Task objective -> Gather every line of the entries that includes the word "name".

Figure collection entries
<<<<
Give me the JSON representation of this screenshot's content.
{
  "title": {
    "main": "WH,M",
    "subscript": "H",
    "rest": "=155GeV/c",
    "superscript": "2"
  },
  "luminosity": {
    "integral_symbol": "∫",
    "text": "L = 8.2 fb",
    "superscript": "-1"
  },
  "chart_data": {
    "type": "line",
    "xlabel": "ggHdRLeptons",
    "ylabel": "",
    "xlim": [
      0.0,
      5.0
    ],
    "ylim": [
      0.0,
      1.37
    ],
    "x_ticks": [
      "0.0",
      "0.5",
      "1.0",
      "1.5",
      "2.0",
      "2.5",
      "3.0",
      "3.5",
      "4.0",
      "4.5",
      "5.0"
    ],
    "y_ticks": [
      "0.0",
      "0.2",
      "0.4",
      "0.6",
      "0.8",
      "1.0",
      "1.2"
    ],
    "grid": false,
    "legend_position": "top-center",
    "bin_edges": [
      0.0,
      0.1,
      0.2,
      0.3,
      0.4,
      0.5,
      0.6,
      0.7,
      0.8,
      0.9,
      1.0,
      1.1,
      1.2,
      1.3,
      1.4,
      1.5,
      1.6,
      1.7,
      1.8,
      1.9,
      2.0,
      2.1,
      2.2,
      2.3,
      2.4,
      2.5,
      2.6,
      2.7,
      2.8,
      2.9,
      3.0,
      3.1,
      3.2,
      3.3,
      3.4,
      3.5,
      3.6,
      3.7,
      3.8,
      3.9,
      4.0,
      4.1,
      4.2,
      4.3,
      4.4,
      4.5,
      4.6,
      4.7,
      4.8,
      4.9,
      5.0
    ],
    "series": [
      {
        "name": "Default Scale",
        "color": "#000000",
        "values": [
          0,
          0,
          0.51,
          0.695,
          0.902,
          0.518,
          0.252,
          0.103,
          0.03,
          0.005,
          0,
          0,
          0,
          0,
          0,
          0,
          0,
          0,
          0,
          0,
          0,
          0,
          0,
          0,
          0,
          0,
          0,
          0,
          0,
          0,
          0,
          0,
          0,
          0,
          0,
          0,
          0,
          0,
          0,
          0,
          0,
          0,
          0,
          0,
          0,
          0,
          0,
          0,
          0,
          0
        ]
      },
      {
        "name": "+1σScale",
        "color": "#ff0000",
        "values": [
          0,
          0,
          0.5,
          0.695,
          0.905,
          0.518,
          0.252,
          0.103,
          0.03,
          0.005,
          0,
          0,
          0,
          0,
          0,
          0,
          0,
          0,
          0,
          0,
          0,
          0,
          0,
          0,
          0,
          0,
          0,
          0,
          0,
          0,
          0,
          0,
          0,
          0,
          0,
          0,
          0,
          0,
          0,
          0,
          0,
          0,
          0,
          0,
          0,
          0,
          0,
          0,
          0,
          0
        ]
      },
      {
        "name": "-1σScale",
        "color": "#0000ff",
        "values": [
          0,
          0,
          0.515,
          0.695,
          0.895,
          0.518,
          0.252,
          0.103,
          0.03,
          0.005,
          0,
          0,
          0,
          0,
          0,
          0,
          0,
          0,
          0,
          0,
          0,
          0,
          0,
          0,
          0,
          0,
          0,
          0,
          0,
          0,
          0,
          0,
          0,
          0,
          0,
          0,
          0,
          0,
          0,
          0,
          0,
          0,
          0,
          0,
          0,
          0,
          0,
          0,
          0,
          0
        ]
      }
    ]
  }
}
>>>>
Solution to this problem ->
        "name": "Default Scale",
        "name": "+1σScale",
        "name": "-1σScale",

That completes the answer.